§ **AIM**
Locate and copy each line in the data that contains the word "Solución".

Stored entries
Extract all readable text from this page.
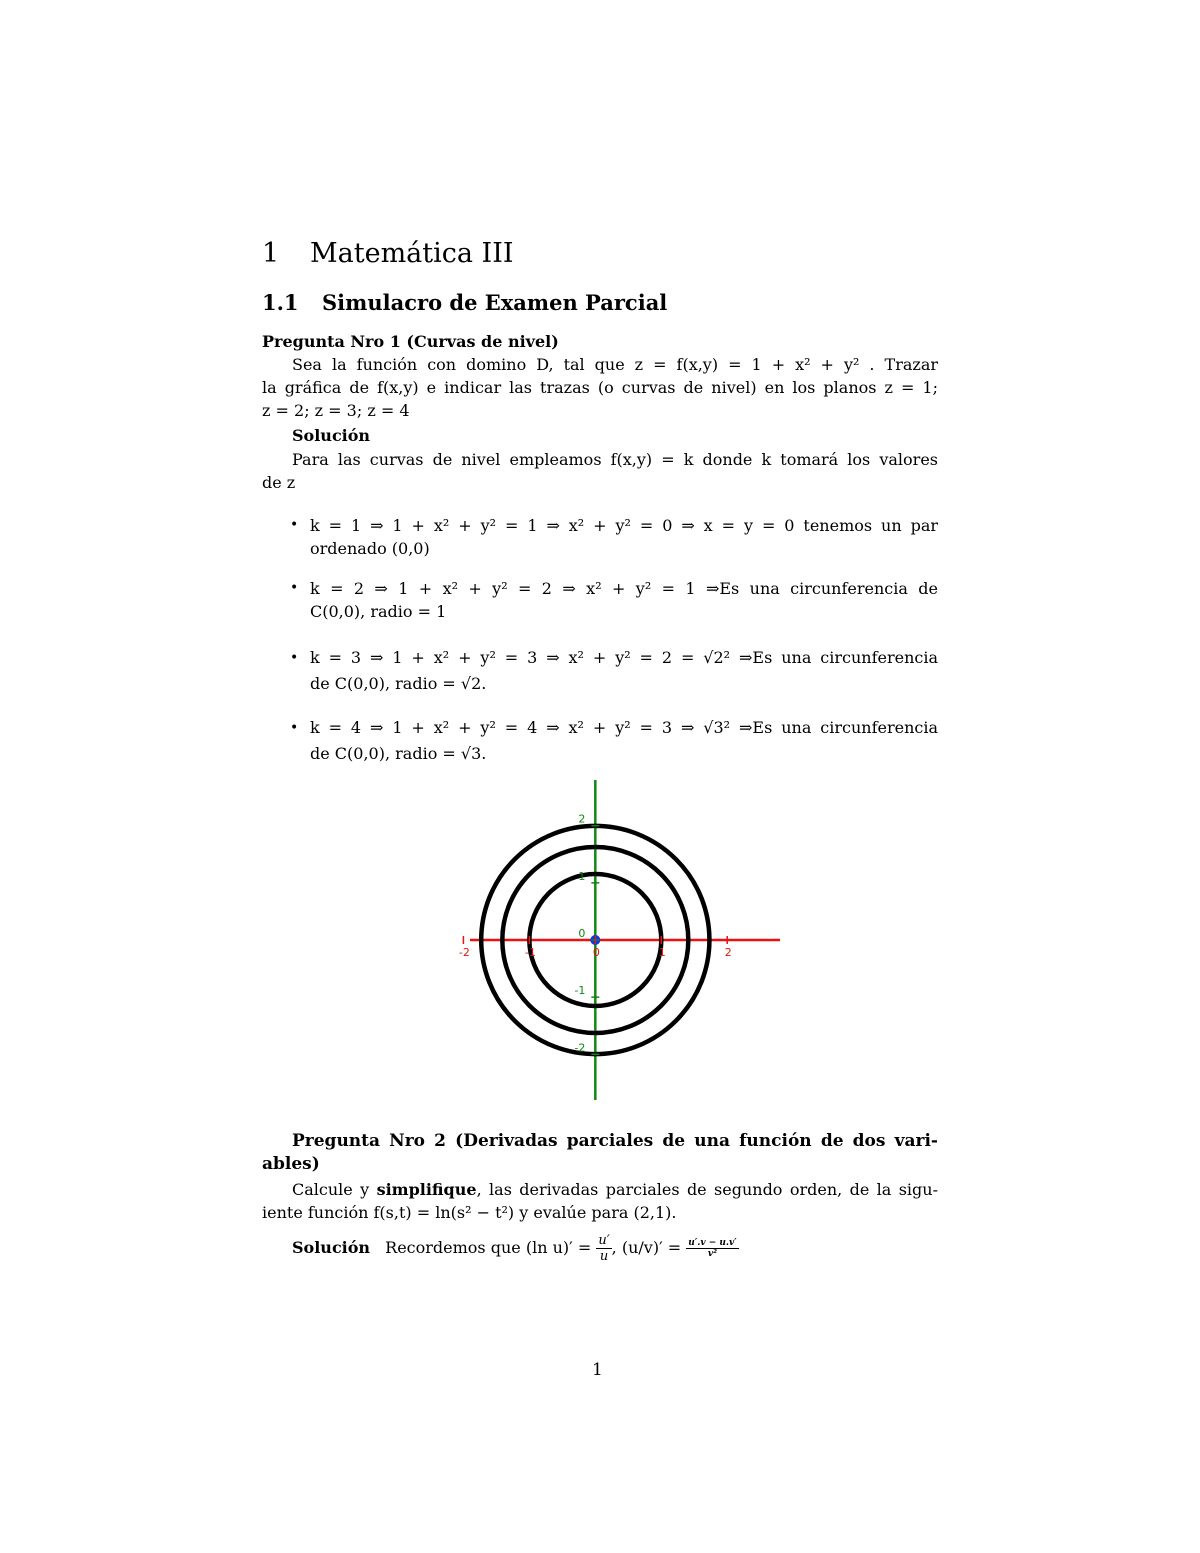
1 Matemática III
1.1 Simulacro de Examen Parcial
Pregunta Nro 1 (Curvas de nivel)
Sea la función con domino D, tal que z = f(x,y) = 1 + x² + y² . Trazar
la gráfica de f(x,y) e indicar las trazas (o curvas de nivel) en los planos z = 1;
z = 2; z = 3; z = 4
Solución
Para las curvas de nivel empleamos f(x,y) = k donde k tomará los valores
de z
• k = 1 ⇒ 1 + x² + y² = 1 ⇒ x² + y² = 0 ⇒ x = y = 0 tenemos un par
ordenado (0,0)
• k = 2 ⇒ 1 + x² + y² = 2 ⇒ x² + y² = 1 ⇒Es una circunferencia de
C(0,0), radio = 1
• k = 3 ⇒ 1 + x² + y² = 3 ⇒ x² + y² = 2 = √2² ⇒Es una circunferencia
de C(0,0), radio = √2.
• k = 4 ⇒ 1 + x² + y² = 4 ⇒ x² + y² = 3 ⇒ √3² ⇒Es una circunferencia
de C(0,0), radio = √3.
-2	-1	0	1	2
2
1
0
-1
-2
Pregunta Nro 2 (Derivadas parciales de una función de dos vari-
ables)
Calcule y simplifique, las derivadas parciales de segundo orden, de la sigu-
iente función f(s,t) = ln(s² − t²) y evalúe para (2,1).
Solución Recordemos que (ln $u)' = \frac{u'}{u}$ , $(u/v)' = \frac{u'.v - u.v'}{\text{v²}}$
1
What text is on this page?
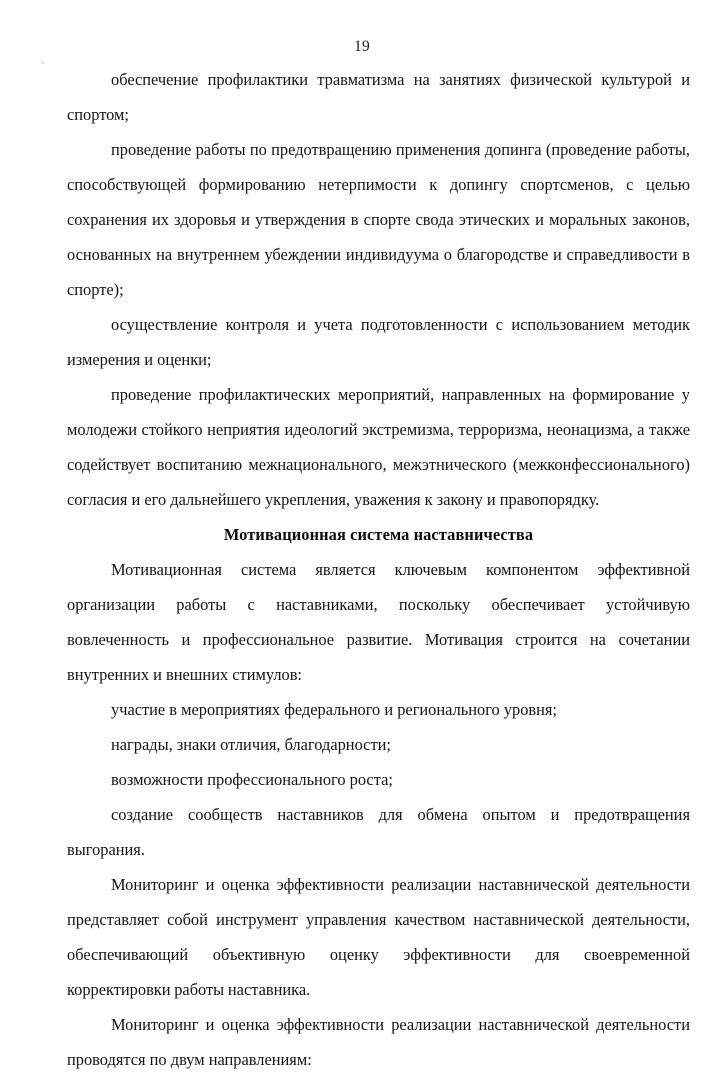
19

обеспечение профилактики травматизма на занятиях физической культурой и спортом;

проведение работы по предотвращению применения допинга (проведение работы, способствующей формированию нетерпимости к допингу спортсменов, с целью сохранения их здоровья и утверждения в спорте свода этических и моральных законов, основанных на внутреннем убеждении индивидуума о благородстве и справедливости в спорте);

осуществление контроля и учета подготовленности с использованием методик измерения и оценки;

проведение профилактических мероприятий, направленных на формирование у молодежи стойкого неприятия идеологий экстремизма, терроризма, неонацизма, а также содействует воспитанию межнационального, межэтнического (межконфессионального) согласия и его дальнейшего укрепления, уважения к закону и правопорядку.

Мотивационная система наставничества

Мотивационная система является ключевым компонентом эффективной организации работы с наставниками, поскольку обеспечивает устойчивую вовлеченность и профессиональное развитие. Мотивация строится на сочетании внутренних и внешних стимулов:

участие в мероприятиях федерального и регионального уровня;

награды, знаки отличия, благодарности;

возможности профессионального роста;

создание сообществ наставников для обмена опытом и предотвращения выгорания.

Мониторинг и оценка эффективности реализации наставнической деятельности представляет собой инструмент управления качеством наставнической деятельности, обеспечивающий объективную оценку эффективности для своевременной корректировки работы наставника.

Мониторинг и оценка эффективности реализации наставнической деятельности проводятся по двум направлениям:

§ **RESULT**
Solución
Solución Recordemos que (ln $u)' = \frac{u'}{u}$ , $(u/v)' = \frac{u'.v - u.v'}{\text{v²}}$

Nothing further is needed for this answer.